# [TASK DETAILS]
Every entry must be duplicated precisely as written.
#### EXTRACTED ENTRIES
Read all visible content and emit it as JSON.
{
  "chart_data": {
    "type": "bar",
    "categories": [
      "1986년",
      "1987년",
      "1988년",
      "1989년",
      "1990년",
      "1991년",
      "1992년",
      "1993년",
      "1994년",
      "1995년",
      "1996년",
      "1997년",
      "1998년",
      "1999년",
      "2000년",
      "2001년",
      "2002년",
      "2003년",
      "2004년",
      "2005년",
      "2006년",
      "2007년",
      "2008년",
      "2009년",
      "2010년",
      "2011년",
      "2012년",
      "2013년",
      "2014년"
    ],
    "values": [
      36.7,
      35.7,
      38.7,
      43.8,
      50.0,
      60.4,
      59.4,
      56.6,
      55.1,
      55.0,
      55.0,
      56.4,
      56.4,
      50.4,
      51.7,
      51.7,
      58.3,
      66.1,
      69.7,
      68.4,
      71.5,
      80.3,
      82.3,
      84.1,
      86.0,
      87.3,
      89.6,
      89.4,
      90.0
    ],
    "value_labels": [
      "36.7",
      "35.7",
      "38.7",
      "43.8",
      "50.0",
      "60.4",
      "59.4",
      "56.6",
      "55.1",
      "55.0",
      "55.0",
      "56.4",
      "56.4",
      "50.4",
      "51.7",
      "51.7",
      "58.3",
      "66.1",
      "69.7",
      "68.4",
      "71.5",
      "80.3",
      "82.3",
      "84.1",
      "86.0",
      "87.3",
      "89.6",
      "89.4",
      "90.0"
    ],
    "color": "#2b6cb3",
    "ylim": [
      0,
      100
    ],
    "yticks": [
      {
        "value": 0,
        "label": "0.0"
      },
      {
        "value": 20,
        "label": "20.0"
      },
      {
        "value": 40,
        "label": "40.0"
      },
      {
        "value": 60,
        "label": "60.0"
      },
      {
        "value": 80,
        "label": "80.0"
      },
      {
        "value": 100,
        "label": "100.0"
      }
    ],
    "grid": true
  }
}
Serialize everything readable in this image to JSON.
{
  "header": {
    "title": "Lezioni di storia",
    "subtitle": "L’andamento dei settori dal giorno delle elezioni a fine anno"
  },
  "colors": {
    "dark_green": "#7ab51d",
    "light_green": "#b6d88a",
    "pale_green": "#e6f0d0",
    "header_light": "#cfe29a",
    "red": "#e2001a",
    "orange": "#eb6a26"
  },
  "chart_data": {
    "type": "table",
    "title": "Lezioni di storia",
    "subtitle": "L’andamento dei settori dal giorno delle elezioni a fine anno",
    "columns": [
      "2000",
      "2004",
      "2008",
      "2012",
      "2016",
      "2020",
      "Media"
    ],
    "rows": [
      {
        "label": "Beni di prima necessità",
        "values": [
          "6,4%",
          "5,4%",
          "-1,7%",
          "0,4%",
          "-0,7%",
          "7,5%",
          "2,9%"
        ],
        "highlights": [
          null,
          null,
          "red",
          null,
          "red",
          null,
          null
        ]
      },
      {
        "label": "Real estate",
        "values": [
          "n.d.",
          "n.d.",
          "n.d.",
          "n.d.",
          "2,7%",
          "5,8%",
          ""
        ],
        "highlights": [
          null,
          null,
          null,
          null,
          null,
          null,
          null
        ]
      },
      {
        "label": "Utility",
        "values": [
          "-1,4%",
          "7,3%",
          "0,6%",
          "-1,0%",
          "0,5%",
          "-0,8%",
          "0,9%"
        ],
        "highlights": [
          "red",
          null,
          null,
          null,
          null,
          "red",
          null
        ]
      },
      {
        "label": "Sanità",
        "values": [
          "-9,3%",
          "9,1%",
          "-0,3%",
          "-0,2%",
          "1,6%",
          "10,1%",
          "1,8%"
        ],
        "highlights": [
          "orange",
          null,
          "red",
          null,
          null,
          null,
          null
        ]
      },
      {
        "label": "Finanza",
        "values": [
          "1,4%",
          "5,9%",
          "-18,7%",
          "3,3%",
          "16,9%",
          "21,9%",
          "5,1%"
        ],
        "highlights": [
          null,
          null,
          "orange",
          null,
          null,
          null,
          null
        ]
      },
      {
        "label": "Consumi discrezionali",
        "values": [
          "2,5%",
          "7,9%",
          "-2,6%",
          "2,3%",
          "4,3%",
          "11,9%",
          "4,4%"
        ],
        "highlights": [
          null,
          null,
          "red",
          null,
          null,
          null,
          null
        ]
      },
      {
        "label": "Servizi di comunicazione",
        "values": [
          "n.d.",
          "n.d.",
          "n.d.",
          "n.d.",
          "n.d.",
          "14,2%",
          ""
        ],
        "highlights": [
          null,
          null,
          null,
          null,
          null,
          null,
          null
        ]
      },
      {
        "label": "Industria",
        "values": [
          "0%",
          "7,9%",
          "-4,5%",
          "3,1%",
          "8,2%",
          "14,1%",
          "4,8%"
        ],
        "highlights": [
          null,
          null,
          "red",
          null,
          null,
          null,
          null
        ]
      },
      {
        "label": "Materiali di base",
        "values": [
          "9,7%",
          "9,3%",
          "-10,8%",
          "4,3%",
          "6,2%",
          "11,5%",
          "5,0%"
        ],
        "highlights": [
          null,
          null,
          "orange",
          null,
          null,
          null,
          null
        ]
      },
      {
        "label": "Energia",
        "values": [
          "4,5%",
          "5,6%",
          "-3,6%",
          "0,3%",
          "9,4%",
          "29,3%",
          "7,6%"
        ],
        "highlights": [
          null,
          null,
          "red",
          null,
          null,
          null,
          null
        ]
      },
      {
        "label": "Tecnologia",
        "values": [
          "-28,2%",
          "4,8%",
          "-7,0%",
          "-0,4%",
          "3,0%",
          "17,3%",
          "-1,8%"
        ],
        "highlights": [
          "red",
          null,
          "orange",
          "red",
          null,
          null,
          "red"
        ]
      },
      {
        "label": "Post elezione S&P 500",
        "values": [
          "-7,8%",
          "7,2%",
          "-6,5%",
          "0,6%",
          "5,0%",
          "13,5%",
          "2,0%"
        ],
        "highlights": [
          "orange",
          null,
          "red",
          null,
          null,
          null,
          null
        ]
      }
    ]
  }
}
########
# [COMPLETED TASK]
Read all visible content and emit it as JSON.
{
  "chart_data": {
    "type": "bar",
    "categories": [
      "1986년",
      "1987년",
      "1988년",
      "1989년",
      "1990년",
      "1991년",
      "1992년",
      "1993년",
      "1994년",
      "1995년",
      "1996년",
      "1997년",
      "1998년",
      "1999년",
      "2000년",
      "2001년",
      "2002년",
      "2003년",
      "2004년",
      "2005년",
      "2006년",
      "2007년",
      "2008년",
      "2009년",
      "2010년",
      "2011년",
      "2012년",
      "2013년",
      "2014년"
    ],
    "values": [
      36.7,
      35.7,
      38.7,
      43.8,
      50.0,
      60.4,
      59.4,
      56.6,
      55.1,
      55.0,
      55.0,
      56.4,
      56.4,
      50.4,
      51.7,
      51.7,
      58.3,
      66.1,
      69.7,
      68.4,
      71.5,
      80.3,
      82.3,
      84.1,
      86.0,
      87.3,
      89.6,
      89.4,
      90.0
    ],
    "value_labels": [
      "36.7",
      "35.7",
      "38.7",
      "43.8",
      "50.0",
      "60.4",
      "59.4",
      "56.6",
      "55.1",
      "55.0",
      "55.0",
      "56.4",
      "56.4",
      "50.4",
      "51.7",
      "51.7",
      "58.3",
      "66.1",
      "69.7",
      "68.4",
      "71.5",
      "80.3",
      "82.3",
      "84.1",
      "86.0",
      "87.3",
      "89.6",
      "89.4",
      "90.0"
    ],
    "color": "#2b6cb3",
    "ylim": [
      0,
      100
    ],
    "yticks": [
      {
        "value": 0,
        "label": "0.0"
      },
      {
        "value": 20,
        "label": "20.0"
      },
      {
        "value": 40,
        "label": "40.0"
      },
      {
        "value": 60,
        "label": "60.0"
      },
      {
        "value": 80,
        "label": "80.0"
      },
      {
        "value": 100,
        "label": "100.0"
      }
    ],
    "grid": true
  }
}
Serialize everything readable in this image to JSON.
{
  "header": {
    "title": "Lezioni di storia",
    "subtitle": "L’andamento dei settori dal giorno delle elezioni a fine anno"
  },
  "colors": {
    "dark_green": "#7ab51d",
    "light_green": "#b6d88a",
    "pale_green": "#e6f0d0",
    "header_light": "#cfe29a",
    "red": "#e2001a",
    "orange": "#eb6a26"
  },
  "chart_data": {
    "type": "table",
    "title": "Lezioni di storia",
    "subtitle": "L’andamento dei settori dal giorno delle elezioni a fine anno",
    "columns": [
      "2000",
      "2004",
      "2008",
      "2012",
      "2016",
      "2020",
      "Media"
    ],
    "rows": [
      {
        "label": "Beni di prima necessità",
        "values": [
          "6,4%",
          "5,4%",
          "-1,7%",
          "0,4%",
          "-0,7%",
          "7,5%",
          "2,9%"
        ],
        "highlights": [
          null,
          null,
          "red",
          null,
          "red",
          null,
          null
        ]
      },
      {
        "label": "Real estate",
        "values": [
          "n.d.",
          "n.d.",
          "n.d.",
          "n.d.",
          "2,7%",
          "5,8%",
          ""
        ],
        "highlights": [
          null,
          null,
          null,
          null,
          null,
          null,
          null
        ]
      },
      {
        "label": "Utility",
        "values": [
          "-1,4%",
          "7,3%",
          "0,6%",
          "-1,0%",
          "0,5%",
          "-0,8%",
          "0,9%"
        ],
        "highlights": [
          "red",
          null,
          null,
          null,
          null,
          "red",
          null
        ]
      },
      {
        "label": "Sanità",
        "values": [
          "-9,3%",
          "9,1%",
          "-0,3%",
          "-0,2%",
          "1,6%",
          "10,1%",
          "1,8%"
        ],
        "highlights": [
          "orange",
          null,
          "red",
          null,
          null,
          null,
          null
        ]
      },
      {
        "label": "Finanza",
        "values": [
          "1,4%",
          "5,9%",
          "-18,7%",
          "3,3%",
          "16,9%",
          "21,9%",
          "5,1%"
        ],
        "highlights": [
          null,
          null,
          "orange",
          null,
          null,
          null,
          null
        ]
      },
      {
        "label": "Consumi discrezionali",
        "values": [
          "2,5%",
          "7,9%",
          "-2,6%",
          "2,3%",
          "4,3%",
          "11,9%",
          "4,4%"
        ],
        "highlights": [
          null,
          null,
          "red",
          null,
          null,
          null,
          null
        ]
      },
      {
        "label": "Servizi di comunicazione",
        "values": [
          "n.d.",
          "n.d.",
          "n.d.",
          "n.d.",
          "n.d.",
          "14,2%",
          ""
        ],
        "highlights": [
          null,
          null,
          null,
          null,
          null,
          null,
          null
        ]
      },
      {
        "label": "Industria",
        "values": [
          "0%",
          "7,9%",
          "-4,5%",
          "3,1%",
          "8,2%",
          "14,1%",
          "4,8%"
        ],
        "highlights": [
          null,
          null,
          "red",
          null,
          null,
          null,
          null
        ]
      },
      {
        "label": "Materiali di base",
        "values": [
          "9,7%",
          "9,3%",
          "-10,8%",
          "4,3%",
          "6,2%",
          "11,5%",
          "5,0%"
        ],
        "highlights": [
          null,
          null,
          "orange",
          null,
          null,
          null,
          null
        ]
      },
      {
        "label": "Energia",
        "values": [
          "4,5%",
          "5,6%",
          "-3,6%",
          "0,3%",
          "9,4%",
          "29,3%",
          "7,6%"
        ],
        "highlights": [
          null,
          null,
          "red",
          null,
          null,
          null,
          null
        ]
      },
      {
        "label": "Tecnologia",
        "values": [
          "-28,2%",
          "4,8%",
          "-7,0%",
          "-0,4%",
          "3,0%",
          "17,3%",
          "-1,8%"
        ],
        "highlights": [
          "red",
          null,
          "orange",
          "red",
          null,
          null,
          "red"
        ]
      },
      {
        "label": "Post elezione S&P 500",
        "values": [
          "-7,8%",
          "7,2%",
          "-6,5%",
          "0,6%",
          "5,0%",
          "13,5%",
          "2,0%"
        ],
        "highlights": [
          "orange",
          null,
          "red",
          null,
          null,
          null,
          null
        ]
      }
    ]
  }
}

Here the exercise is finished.